▶ [What the exercise asks] Locate the lines of the listing below that hold "grid", then copy each of them.

◇ ◇ ◇ ◇

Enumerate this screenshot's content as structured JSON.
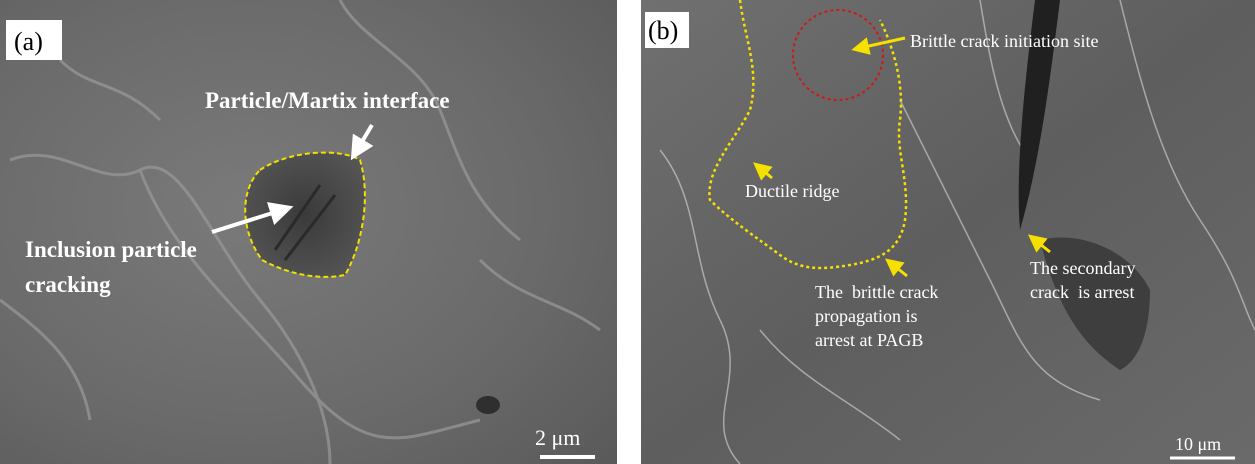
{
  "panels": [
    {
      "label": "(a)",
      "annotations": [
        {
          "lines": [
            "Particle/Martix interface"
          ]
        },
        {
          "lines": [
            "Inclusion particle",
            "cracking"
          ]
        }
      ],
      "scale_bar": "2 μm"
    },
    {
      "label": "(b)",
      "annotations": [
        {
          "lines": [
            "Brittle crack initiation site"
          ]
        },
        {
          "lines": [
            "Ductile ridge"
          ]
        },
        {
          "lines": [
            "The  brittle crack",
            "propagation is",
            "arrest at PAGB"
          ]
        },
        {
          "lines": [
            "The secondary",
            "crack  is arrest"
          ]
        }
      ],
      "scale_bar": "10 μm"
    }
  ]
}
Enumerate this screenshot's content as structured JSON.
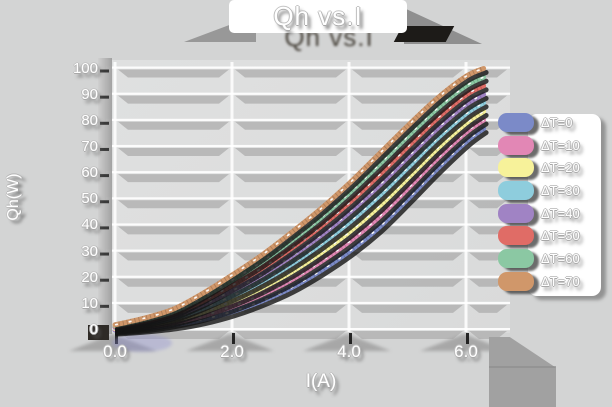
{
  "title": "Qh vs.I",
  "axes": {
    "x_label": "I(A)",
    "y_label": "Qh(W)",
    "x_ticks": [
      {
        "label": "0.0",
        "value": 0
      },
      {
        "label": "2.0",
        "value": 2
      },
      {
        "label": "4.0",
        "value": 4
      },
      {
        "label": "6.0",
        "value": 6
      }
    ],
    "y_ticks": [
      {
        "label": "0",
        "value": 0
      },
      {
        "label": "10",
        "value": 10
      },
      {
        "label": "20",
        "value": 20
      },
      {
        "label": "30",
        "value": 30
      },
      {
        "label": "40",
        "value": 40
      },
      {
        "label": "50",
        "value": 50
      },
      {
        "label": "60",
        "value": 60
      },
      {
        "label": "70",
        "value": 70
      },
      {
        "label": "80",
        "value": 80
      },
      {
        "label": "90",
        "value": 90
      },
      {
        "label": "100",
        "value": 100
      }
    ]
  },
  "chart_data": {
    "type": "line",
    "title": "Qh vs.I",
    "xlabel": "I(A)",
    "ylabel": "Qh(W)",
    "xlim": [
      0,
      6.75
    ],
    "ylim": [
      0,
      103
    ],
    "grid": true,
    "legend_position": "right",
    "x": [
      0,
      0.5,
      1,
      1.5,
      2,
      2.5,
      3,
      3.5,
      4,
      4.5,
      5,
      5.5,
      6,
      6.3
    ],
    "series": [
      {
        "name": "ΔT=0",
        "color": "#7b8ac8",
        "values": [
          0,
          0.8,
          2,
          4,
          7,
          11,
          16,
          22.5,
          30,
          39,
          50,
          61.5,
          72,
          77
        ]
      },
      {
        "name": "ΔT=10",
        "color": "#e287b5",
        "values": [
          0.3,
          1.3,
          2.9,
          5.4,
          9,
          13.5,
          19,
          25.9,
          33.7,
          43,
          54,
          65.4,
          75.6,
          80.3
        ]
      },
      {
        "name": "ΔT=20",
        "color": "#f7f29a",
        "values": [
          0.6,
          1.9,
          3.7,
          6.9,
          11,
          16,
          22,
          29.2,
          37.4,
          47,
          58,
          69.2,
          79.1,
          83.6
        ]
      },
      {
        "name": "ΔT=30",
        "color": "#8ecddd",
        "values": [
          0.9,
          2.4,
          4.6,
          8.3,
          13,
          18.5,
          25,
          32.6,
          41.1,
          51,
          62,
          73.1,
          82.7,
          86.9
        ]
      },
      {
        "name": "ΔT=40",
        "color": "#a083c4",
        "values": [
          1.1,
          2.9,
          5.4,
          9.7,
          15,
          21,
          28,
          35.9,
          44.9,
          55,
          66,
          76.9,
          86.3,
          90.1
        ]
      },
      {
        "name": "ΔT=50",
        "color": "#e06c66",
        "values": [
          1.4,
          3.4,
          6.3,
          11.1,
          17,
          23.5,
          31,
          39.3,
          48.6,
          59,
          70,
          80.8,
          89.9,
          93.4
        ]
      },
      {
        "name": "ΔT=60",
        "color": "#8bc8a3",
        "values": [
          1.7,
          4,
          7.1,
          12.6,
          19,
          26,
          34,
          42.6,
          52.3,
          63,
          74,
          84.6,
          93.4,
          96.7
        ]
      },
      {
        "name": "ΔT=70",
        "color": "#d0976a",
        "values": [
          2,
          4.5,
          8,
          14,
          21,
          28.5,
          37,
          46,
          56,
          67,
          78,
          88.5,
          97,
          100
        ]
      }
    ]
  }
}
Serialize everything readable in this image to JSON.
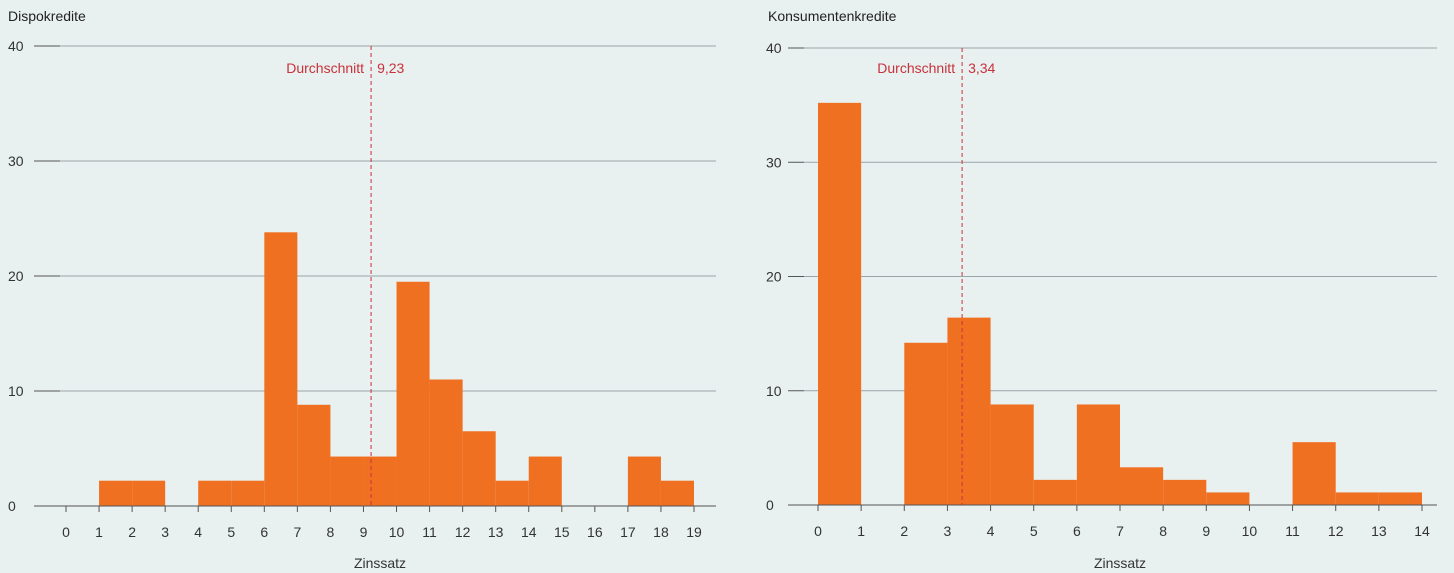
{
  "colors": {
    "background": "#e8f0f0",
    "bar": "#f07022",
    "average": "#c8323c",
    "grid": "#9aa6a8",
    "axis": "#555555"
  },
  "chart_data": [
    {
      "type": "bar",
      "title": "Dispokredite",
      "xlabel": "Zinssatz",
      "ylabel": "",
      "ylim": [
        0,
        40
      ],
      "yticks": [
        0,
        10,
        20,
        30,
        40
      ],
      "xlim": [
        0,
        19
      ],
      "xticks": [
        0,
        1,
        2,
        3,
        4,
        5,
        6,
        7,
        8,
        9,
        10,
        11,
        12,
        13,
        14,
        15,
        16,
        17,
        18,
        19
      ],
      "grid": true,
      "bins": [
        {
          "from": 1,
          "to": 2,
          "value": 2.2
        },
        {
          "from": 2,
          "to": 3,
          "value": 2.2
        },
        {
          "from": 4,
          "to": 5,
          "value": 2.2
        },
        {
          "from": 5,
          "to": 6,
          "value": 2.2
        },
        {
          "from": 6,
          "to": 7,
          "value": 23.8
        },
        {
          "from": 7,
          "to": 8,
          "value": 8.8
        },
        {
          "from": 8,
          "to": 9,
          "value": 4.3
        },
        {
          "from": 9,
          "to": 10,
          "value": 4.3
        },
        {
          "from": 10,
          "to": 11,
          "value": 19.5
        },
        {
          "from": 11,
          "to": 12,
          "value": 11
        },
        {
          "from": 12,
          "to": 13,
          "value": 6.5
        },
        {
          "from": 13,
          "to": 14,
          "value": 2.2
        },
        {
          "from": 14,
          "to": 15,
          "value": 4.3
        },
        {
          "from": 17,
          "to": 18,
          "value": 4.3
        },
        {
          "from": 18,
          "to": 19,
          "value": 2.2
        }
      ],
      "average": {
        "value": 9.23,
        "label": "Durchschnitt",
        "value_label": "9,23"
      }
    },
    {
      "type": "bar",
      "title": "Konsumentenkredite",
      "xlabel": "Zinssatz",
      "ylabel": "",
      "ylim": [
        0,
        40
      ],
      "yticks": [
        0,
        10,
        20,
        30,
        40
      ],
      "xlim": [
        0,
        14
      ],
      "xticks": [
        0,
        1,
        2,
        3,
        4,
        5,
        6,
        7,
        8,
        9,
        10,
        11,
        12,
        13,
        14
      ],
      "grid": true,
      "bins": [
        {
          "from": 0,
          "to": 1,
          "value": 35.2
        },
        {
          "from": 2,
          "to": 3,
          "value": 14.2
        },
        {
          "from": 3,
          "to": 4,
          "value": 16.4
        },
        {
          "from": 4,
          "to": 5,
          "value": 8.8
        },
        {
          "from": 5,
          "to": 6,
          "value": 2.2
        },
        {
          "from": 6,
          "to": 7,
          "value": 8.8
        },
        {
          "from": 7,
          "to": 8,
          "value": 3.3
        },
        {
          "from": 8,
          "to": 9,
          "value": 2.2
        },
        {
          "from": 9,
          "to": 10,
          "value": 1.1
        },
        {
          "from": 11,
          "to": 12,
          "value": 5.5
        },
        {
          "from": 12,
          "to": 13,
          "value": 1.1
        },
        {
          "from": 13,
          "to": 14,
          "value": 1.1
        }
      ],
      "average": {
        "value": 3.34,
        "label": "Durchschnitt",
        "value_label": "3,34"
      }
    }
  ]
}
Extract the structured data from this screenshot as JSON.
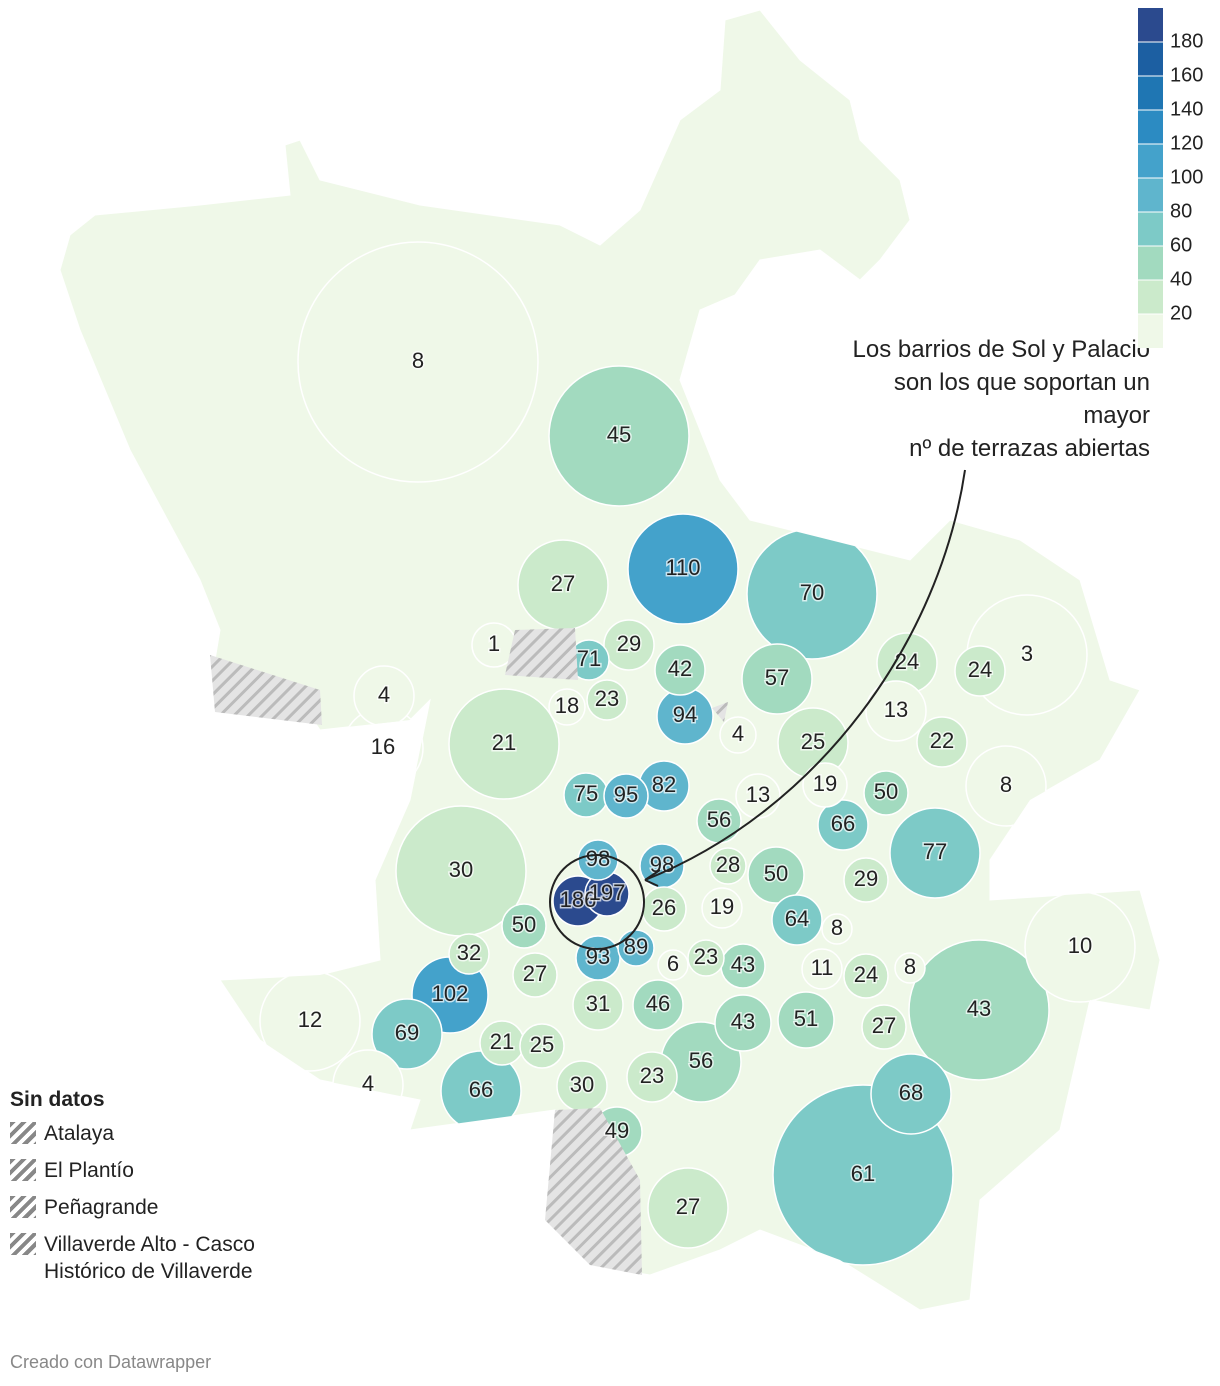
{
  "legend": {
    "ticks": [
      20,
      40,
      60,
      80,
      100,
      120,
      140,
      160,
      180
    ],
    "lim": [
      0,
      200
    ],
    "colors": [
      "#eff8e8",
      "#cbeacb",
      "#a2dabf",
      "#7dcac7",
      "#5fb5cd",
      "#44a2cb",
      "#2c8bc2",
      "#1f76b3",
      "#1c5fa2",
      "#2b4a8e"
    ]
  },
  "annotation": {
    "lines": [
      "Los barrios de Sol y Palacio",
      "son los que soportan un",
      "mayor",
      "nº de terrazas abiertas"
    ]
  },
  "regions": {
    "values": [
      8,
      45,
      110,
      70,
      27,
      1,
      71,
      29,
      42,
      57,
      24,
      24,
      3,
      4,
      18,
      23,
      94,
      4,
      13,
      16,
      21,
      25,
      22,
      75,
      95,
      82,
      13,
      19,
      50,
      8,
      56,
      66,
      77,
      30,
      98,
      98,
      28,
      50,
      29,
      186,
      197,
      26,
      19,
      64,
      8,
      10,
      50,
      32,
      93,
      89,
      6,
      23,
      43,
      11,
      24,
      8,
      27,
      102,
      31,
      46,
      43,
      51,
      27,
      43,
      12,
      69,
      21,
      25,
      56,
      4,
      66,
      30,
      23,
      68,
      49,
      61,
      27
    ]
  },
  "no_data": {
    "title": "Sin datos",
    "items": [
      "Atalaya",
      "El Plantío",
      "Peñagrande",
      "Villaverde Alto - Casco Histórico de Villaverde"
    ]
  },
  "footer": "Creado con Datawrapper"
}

◇ ◇ ◇ ◇

▶ [Worked answer]
    "grid": true,
    "grid": "#9aa6a8",
      "grid": true,
      "grid": true,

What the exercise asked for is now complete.